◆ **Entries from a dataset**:
--*--
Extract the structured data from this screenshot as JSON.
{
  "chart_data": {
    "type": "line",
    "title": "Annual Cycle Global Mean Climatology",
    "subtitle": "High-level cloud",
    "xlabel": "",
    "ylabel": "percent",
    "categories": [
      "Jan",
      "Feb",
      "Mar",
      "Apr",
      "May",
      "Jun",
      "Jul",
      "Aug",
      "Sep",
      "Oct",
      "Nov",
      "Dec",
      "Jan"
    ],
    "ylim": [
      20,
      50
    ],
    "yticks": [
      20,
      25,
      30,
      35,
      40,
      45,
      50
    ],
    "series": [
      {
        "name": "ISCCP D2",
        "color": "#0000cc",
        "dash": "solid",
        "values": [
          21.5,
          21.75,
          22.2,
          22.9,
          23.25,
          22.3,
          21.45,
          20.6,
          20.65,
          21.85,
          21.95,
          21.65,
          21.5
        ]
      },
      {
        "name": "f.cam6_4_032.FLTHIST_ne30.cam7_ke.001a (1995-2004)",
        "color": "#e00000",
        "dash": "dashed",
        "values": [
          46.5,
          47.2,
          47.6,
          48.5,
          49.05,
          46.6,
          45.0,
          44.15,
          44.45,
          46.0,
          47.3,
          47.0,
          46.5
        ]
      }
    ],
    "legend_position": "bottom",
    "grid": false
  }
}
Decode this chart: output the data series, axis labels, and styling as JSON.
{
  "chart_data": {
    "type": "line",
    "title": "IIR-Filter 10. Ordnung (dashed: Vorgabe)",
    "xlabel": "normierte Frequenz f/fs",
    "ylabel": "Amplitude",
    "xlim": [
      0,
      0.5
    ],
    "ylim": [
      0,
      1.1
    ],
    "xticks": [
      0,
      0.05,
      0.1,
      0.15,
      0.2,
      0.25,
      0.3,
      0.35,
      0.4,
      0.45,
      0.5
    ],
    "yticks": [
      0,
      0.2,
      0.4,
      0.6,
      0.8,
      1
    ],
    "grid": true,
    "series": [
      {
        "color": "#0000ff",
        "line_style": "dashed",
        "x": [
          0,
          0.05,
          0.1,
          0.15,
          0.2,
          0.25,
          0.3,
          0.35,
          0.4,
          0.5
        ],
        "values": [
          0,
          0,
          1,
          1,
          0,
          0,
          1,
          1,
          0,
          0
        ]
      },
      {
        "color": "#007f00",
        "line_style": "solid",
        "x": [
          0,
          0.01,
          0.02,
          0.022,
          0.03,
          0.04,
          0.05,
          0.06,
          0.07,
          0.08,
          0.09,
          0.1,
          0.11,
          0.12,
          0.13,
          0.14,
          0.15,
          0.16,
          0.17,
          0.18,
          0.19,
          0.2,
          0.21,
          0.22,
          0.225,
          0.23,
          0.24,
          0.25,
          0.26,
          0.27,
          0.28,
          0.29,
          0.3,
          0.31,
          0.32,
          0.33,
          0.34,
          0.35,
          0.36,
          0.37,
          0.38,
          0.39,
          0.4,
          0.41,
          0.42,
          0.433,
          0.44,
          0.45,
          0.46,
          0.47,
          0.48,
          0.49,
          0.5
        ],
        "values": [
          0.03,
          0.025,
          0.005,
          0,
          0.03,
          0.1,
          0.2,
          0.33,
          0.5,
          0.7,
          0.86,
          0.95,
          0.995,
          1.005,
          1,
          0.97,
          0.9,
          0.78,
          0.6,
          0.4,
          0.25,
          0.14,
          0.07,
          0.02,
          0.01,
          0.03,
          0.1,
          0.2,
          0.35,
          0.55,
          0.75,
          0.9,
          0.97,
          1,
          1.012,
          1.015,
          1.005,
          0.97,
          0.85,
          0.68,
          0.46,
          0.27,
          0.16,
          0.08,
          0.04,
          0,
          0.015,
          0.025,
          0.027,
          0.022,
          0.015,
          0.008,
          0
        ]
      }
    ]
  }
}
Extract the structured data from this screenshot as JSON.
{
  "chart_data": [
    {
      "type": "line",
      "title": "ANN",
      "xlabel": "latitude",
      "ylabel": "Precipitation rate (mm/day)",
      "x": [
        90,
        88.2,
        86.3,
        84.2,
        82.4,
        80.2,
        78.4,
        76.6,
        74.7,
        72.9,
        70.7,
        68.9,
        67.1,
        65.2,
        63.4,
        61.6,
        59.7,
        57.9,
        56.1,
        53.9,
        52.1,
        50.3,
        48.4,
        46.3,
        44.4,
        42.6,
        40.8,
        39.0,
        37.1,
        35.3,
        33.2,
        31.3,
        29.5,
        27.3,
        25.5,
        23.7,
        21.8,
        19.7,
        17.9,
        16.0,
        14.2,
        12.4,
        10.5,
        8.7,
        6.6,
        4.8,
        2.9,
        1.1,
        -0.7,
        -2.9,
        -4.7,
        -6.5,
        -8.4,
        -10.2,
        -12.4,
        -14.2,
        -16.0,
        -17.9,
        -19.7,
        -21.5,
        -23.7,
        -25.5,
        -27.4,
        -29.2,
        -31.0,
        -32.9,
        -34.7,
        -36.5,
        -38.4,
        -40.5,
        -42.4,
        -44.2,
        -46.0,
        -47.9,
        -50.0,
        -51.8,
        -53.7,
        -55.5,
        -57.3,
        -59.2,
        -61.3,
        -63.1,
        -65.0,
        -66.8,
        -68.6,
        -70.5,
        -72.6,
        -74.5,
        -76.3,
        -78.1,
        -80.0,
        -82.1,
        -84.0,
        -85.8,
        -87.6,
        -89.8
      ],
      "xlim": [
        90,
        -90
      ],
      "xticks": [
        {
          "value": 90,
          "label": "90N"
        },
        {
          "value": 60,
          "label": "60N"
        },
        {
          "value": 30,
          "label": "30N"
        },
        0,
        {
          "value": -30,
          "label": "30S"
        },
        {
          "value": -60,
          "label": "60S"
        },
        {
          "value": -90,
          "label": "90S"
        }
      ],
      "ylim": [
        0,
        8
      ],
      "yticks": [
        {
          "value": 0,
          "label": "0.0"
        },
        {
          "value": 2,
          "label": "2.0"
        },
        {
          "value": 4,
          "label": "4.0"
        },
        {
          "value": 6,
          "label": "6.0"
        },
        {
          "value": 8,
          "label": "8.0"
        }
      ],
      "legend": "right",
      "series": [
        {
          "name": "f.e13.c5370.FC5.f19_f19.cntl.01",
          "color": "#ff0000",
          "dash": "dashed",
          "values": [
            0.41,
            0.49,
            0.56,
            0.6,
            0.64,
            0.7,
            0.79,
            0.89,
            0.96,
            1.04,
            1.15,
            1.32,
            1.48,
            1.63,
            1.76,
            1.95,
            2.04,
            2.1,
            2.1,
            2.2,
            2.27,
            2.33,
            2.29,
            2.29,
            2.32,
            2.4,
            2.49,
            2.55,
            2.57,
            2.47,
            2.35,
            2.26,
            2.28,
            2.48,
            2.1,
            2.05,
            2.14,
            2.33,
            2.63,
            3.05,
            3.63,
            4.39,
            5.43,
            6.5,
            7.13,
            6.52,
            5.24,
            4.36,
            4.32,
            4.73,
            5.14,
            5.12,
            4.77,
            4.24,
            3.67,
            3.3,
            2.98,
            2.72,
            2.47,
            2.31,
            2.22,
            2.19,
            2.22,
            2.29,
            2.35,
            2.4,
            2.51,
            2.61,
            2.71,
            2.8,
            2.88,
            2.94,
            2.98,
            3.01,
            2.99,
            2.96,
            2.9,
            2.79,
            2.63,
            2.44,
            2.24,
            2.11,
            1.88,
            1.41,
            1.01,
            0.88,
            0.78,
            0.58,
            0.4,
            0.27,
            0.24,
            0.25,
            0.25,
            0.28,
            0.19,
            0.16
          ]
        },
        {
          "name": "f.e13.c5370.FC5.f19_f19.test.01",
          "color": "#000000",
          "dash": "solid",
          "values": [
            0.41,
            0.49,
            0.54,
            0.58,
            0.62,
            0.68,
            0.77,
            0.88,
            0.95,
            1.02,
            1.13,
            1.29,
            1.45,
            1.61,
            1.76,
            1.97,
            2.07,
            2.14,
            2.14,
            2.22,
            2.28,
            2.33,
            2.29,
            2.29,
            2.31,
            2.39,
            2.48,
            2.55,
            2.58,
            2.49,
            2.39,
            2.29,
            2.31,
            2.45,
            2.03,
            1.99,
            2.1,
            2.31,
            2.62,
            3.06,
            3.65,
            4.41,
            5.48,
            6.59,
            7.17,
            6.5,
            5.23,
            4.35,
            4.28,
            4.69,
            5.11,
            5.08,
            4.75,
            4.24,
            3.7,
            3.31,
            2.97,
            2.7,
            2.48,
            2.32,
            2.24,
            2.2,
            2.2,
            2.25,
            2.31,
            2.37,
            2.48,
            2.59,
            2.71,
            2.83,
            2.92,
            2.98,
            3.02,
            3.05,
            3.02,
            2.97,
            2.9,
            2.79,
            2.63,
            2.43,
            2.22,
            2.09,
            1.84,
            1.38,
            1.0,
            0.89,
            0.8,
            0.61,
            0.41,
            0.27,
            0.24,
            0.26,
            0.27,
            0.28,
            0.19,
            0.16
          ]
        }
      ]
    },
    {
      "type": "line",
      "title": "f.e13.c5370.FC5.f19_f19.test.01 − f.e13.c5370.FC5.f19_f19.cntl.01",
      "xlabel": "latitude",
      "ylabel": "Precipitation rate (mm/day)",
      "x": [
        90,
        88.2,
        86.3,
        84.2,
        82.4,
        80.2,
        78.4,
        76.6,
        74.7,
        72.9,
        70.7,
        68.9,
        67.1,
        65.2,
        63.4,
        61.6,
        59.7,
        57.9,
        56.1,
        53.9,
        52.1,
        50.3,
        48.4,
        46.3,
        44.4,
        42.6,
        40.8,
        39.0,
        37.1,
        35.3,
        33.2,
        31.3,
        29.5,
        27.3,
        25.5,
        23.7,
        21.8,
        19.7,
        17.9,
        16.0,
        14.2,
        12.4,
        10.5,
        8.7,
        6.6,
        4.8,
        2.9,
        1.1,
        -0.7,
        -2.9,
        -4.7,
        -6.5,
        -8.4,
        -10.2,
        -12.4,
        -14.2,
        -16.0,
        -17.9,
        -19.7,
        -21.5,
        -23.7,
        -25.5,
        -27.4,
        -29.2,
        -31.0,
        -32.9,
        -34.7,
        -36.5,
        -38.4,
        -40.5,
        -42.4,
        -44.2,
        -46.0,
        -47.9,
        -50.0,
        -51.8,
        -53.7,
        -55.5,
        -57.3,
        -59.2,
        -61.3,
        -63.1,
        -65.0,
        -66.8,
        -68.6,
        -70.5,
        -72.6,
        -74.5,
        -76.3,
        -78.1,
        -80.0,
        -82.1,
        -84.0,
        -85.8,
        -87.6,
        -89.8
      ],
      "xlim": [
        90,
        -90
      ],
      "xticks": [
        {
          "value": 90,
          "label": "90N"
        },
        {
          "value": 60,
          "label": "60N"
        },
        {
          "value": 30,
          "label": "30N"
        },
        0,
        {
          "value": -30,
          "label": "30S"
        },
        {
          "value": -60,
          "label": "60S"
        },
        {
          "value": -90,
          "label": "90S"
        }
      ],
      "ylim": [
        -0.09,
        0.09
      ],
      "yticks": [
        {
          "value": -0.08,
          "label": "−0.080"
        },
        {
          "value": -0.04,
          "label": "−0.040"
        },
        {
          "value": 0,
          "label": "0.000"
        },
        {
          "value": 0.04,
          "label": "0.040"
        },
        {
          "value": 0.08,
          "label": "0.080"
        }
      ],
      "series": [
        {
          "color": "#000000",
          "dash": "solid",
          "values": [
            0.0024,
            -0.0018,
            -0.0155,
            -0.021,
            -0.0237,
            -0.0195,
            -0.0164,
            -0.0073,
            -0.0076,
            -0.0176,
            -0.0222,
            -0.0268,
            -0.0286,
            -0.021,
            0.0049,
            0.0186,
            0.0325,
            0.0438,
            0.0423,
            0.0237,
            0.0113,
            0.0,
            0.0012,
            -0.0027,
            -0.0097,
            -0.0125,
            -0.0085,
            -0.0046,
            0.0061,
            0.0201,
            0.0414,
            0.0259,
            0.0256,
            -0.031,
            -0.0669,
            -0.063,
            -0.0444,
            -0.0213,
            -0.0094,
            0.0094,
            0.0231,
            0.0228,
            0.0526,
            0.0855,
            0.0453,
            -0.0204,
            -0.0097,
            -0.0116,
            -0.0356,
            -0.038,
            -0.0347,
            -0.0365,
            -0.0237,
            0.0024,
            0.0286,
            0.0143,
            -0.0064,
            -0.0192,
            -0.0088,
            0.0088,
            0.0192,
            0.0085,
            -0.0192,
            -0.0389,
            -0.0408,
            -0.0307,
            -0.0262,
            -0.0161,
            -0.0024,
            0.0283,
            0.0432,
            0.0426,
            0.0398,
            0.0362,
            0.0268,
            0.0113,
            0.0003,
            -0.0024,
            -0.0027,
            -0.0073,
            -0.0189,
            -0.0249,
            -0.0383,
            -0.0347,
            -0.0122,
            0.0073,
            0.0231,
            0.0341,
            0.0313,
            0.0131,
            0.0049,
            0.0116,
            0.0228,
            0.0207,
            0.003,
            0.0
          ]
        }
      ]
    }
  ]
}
--*--
◆ **What is being asked**:
Each line in the entries above that includes the string "solid" should be extracted.

◆ **Exercise result**:
        "dash": "solid",
        "line_style": "solid",
          "dash": "solid",
          "dash": "solid",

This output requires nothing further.